(Stored items from a collection)
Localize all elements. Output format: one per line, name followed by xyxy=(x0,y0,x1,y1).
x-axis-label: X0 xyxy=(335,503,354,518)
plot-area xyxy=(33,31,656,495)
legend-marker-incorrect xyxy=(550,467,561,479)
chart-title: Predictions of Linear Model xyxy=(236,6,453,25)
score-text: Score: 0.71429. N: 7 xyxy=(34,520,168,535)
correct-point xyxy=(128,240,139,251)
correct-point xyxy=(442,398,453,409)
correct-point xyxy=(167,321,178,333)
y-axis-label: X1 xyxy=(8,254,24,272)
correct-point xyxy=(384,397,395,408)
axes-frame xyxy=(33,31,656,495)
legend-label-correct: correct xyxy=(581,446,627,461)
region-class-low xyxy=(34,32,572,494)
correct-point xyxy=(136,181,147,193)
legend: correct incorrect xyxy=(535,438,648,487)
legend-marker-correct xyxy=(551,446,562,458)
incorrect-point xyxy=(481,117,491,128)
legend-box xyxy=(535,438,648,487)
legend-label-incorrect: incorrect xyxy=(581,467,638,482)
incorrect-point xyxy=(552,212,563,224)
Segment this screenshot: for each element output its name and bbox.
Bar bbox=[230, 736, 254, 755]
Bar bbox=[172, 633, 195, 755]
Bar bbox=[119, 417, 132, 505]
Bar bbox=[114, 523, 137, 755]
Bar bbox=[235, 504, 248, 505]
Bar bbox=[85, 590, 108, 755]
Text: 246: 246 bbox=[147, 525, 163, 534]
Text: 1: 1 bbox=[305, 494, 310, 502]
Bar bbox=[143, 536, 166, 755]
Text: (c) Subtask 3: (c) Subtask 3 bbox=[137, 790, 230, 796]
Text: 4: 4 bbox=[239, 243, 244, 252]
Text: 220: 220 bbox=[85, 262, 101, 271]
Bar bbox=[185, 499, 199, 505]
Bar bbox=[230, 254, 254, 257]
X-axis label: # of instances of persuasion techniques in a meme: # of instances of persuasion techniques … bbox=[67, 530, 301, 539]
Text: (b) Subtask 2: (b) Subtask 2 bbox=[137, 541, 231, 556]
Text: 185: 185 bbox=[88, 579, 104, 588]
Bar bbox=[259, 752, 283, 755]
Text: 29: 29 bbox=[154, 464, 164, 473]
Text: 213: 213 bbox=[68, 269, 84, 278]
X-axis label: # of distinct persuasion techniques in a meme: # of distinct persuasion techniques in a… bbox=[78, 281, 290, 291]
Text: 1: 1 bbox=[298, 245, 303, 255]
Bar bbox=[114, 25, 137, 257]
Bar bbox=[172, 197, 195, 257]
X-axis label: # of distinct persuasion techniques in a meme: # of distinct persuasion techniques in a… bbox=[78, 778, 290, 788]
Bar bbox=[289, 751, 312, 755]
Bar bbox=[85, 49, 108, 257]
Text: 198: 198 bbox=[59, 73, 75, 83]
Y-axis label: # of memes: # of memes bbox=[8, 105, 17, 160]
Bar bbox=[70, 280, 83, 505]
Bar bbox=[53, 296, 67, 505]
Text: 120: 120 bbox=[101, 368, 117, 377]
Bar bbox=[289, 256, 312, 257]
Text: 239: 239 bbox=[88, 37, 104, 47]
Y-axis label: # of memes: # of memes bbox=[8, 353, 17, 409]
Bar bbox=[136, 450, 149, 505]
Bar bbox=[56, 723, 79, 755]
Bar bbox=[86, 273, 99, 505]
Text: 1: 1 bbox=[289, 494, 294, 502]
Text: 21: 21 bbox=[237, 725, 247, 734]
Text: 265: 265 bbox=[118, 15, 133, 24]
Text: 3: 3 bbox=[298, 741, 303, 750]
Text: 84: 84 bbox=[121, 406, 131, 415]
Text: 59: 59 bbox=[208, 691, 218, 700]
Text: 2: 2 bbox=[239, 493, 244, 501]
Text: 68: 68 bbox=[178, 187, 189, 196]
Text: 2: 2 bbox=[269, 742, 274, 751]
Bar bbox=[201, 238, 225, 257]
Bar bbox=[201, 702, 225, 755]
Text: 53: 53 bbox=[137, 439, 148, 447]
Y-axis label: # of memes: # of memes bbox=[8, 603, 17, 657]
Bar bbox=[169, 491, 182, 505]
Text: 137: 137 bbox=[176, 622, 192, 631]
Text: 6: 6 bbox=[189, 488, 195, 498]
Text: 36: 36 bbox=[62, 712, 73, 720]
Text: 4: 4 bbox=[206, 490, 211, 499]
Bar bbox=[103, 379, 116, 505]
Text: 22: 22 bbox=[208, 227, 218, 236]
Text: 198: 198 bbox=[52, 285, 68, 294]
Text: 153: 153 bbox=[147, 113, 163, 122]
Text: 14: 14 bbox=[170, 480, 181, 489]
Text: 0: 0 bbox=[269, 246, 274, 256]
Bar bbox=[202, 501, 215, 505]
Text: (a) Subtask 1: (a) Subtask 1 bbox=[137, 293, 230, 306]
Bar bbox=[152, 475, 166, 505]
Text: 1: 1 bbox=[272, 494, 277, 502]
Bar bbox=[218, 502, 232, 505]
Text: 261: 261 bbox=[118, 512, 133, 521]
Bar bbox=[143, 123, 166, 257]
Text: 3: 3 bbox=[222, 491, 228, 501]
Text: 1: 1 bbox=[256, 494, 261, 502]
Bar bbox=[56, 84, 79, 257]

▶ [PROBLEM STATEMENT]
Can you reproduce the material word for word, from its first line through the line containing "chart-title: Predictions of", that line included?

▶ [THE REPLY]
Localize all elements. Output format: one per line, name followed by xyxy=(x0,y0,x1,y1).
x-axis-label: X0 xyxy=(335,503,354,518)
plot-area xyxy=(33,31,656,495)
legend-marker-incorrect xyxy=(550,467,561,479)
chart-title: Predictions of Linear Model xyxy=(236,6,453,25)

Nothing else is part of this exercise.